Given exercise
Find the line that contains "Transcribe the text in this document.". Copy it and every line after it to the end of the material below, exactly, with no pictures.
Start Data records
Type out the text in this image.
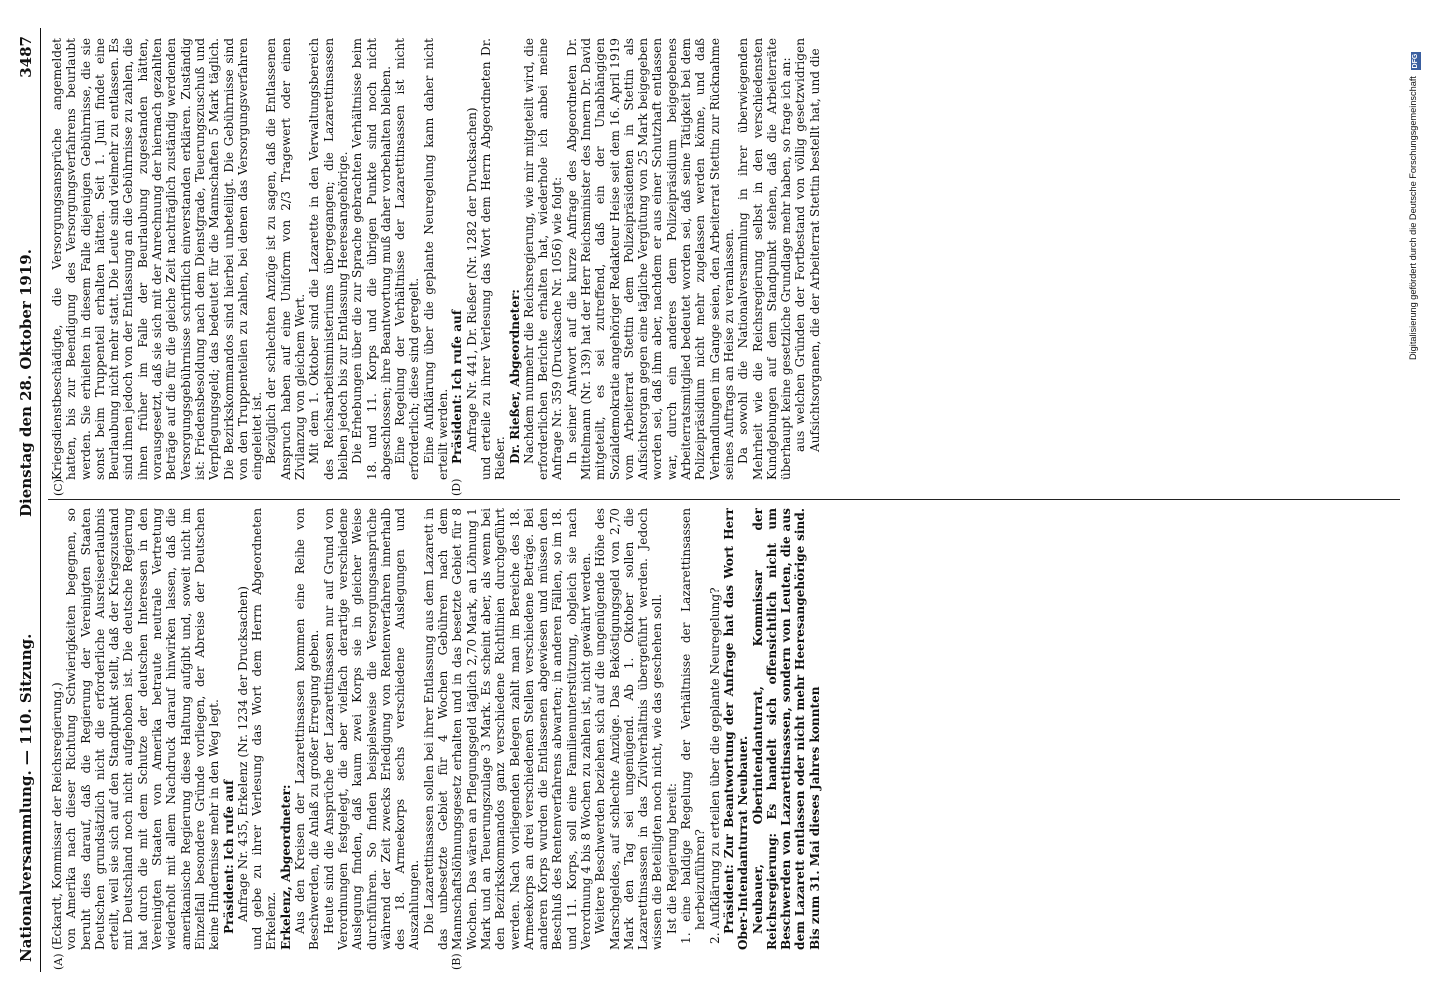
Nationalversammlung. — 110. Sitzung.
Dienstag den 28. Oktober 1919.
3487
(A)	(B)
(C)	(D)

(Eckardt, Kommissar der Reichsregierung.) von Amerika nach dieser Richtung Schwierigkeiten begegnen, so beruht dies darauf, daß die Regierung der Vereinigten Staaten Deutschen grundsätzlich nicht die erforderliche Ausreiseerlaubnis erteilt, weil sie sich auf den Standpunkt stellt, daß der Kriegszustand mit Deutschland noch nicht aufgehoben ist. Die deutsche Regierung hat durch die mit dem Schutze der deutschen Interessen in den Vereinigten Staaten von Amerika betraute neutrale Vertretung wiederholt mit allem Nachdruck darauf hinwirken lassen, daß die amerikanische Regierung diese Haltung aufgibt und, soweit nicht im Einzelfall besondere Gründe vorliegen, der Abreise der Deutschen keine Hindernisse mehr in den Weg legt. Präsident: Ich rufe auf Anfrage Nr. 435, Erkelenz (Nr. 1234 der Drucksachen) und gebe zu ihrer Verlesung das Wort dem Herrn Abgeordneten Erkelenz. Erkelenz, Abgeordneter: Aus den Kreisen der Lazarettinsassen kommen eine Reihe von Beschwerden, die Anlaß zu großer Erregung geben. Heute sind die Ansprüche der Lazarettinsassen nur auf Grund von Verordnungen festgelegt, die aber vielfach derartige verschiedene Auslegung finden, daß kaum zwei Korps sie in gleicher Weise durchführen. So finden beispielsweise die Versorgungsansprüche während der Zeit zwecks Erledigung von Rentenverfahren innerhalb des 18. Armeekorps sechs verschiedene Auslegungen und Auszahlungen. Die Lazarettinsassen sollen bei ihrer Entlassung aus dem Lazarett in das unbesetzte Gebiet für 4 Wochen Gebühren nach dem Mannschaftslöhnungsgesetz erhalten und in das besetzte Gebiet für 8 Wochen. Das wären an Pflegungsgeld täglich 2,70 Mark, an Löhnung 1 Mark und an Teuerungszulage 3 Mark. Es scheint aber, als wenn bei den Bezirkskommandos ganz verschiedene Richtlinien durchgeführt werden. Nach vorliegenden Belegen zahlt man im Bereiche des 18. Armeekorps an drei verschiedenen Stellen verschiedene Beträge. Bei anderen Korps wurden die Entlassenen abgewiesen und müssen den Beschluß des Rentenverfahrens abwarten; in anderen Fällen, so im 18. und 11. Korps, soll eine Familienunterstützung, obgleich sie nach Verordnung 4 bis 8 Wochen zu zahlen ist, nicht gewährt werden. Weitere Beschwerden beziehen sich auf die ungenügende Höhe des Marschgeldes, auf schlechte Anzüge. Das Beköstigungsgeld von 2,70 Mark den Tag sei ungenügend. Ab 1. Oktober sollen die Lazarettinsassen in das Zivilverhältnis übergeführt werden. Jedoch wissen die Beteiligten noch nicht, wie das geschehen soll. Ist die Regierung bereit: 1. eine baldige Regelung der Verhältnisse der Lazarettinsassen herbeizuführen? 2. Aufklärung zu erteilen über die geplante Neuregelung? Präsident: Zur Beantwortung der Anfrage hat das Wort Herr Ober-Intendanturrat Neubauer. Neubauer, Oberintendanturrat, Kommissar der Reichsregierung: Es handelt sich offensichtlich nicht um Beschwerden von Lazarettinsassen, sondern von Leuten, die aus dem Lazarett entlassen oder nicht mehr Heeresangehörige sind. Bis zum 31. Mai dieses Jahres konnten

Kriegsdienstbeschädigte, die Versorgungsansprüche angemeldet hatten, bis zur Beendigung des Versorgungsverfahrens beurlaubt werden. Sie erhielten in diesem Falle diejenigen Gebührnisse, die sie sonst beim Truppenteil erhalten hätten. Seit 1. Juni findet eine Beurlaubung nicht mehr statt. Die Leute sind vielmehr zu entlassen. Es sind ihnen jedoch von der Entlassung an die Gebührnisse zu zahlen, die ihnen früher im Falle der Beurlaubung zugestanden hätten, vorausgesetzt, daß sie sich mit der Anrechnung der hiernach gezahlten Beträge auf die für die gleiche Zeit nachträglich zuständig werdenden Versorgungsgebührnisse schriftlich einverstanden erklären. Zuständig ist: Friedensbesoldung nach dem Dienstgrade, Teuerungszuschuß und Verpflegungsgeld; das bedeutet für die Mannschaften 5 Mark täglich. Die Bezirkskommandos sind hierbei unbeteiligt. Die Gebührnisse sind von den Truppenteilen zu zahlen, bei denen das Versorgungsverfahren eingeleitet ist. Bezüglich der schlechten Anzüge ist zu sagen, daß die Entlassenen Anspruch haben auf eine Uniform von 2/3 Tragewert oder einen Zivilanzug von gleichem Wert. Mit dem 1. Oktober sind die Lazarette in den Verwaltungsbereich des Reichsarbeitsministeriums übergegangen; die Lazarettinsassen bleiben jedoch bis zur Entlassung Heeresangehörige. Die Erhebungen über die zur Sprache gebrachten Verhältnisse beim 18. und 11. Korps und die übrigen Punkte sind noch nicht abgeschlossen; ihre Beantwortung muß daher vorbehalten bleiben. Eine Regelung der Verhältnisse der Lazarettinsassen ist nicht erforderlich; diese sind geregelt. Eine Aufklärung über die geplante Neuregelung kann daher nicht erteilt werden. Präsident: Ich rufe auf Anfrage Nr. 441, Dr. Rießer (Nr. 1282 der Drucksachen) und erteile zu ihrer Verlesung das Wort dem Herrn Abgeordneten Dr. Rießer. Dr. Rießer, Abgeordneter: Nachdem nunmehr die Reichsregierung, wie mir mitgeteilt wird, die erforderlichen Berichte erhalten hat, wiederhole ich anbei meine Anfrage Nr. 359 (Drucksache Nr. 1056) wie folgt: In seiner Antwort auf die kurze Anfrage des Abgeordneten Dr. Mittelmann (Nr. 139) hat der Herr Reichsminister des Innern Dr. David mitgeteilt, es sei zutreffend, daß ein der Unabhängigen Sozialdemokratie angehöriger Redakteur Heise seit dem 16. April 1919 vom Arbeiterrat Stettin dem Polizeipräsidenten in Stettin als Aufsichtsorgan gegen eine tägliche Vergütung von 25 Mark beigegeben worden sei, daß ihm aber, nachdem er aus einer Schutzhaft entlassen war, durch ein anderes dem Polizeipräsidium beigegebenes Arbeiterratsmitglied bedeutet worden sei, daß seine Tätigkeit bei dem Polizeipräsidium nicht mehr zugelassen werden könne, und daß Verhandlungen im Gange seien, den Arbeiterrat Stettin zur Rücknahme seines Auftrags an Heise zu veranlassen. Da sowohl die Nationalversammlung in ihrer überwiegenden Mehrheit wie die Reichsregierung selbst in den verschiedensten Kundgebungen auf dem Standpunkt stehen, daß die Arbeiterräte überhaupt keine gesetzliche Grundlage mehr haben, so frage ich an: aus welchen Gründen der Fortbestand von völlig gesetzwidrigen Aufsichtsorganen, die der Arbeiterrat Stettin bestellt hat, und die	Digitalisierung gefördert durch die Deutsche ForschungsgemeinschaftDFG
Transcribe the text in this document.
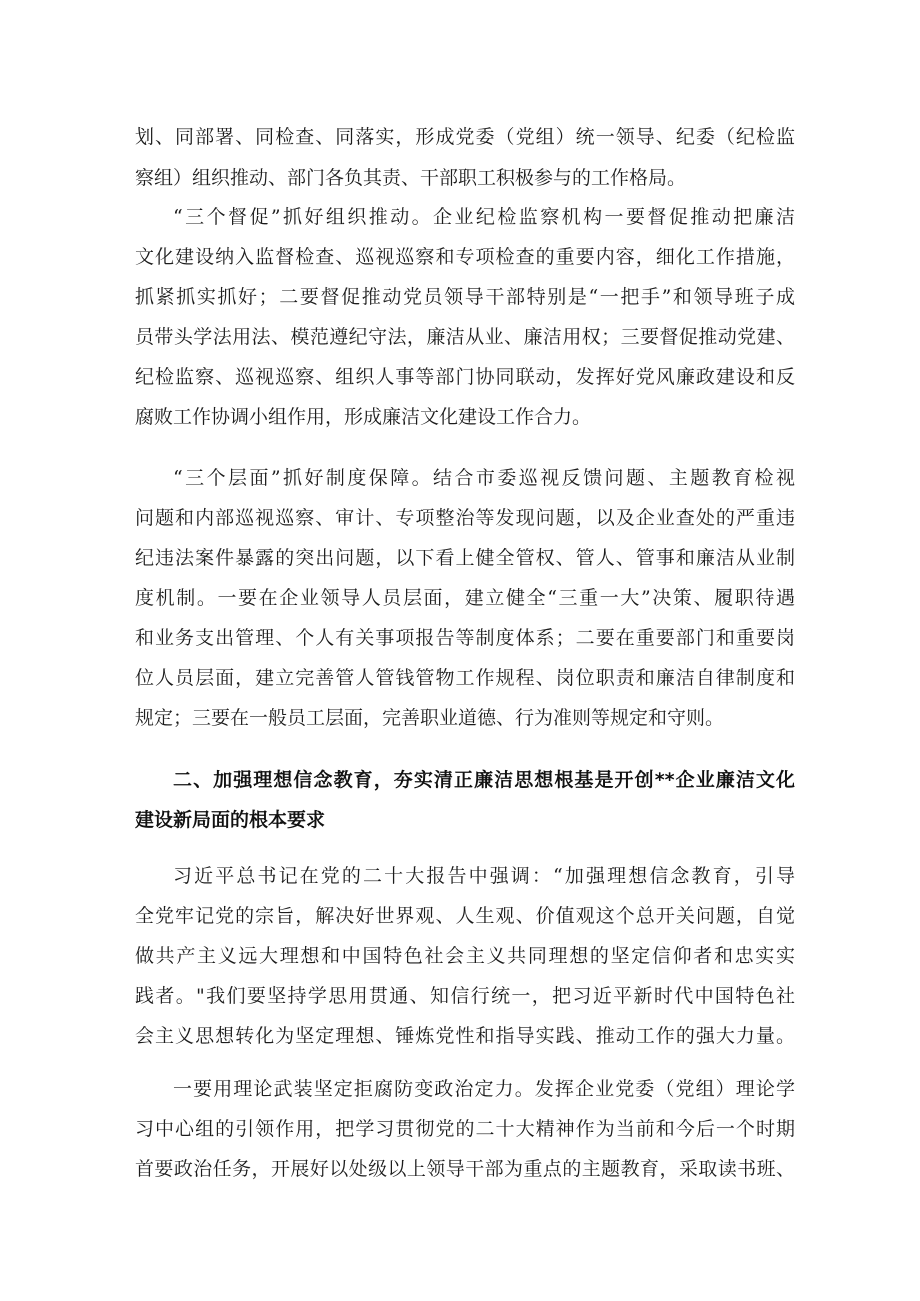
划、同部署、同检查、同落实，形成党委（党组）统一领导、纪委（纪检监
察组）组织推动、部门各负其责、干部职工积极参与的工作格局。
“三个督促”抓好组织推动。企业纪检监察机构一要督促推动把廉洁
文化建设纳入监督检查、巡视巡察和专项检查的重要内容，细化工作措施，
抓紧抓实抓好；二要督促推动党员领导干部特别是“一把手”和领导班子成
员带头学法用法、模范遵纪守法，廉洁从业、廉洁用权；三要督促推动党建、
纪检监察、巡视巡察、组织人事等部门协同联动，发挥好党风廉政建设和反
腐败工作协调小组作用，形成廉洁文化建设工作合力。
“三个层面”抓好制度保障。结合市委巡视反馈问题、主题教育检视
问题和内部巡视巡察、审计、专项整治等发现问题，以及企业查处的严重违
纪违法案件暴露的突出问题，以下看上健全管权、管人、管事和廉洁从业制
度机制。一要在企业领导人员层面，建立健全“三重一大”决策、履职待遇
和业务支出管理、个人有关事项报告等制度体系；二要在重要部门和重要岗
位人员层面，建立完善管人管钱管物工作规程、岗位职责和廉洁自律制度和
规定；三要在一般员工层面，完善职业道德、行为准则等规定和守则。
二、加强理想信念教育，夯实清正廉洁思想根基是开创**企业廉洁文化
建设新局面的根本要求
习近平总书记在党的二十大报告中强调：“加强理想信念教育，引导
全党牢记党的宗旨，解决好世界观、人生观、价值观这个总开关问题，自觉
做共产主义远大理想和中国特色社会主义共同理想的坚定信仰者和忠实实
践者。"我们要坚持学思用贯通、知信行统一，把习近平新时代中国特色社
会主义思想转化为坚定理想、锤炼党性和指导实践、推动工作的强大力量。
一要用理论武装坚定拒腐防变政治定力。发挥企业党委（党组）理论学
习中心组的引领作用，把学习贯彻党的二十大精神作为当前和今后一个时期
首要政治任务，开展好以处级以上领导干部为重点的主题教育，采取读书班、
End Data records
Final answer
Transcribe the text in this document.
划、同部署、同检查、同落实，形成党委（党组）统一领导、纪委（纪检监
察组）组织推动、部门各负其责、干部职工积极参与的工作格局。
“三个督促”抓好组织推动。企业纪检监察机构一要督促推动把廉洁
文化建设纳入监督检查、巡视巡察和专项检查的重要内容，细化工作措施，
抓紧抓实抓好；二要督促推动党员领导干部特别是“一把手”和领导班子成
员带头学法用法、模范遵纪守法，廉洁从业、廉洁用权；三要督促推动党建、
纪检监察、巡视巡察、组织人事等部门协同联动，发挥好党风廉政建设和反
腐败工作协调小组作用，形成廉洁文化建设工作合力。
“三个层面”抓好制度保障。结合市委巡视反馈问题、主题教育检视
问题和内部巡视巡察、审计、专项整治等发现问题，以及企业查处的严重违
纪违法案件暴露的突出问题，以下看上健全管权、管人、管事和廉洁从业制
度机制。一要在企业领导人员层面，建立健全“三重一大”决策、履职待遇
和业务支出管理、个人有关事项报告等制度体系；二要在重要部门和重要岗
位人员层面，建立完善管人管钱管物工作规程、岗位职责和廉洁自律制度和
规定；三要在一般员工层面，完善职业道德、行为准则等规定和守则。
二、加强理想信念教育，夯实清正廉洁思想根基是开创**企业廉洁文化
建设新局面的根本要求
习近平总书记在党的二十大报告中强调：“加强理想信念教育，引导
全党牢记党的宗旨，解决好世界观、人生观、价值观这个总开关问题，自觉
做共产主义远大理想和中国特色社会主义共同理想的坚定信仰者和忠实实
践者。"我们要坚持学思用贯通、知信行统一，把习近平新时代中国特色社
会主义思想转化为坚定理想、锤炼党性和指导实践、推动工作的强大力量。
一要用理论武装坚定拒腐防变政治定力。发挥企业党委（党组）理论学
习中心组的引领作用，把学习贯彻党的二十大精神作为当前和今后一个时期
首要政治任务，开展好以处级以上领导干部为重点的主题教育，采取读书班、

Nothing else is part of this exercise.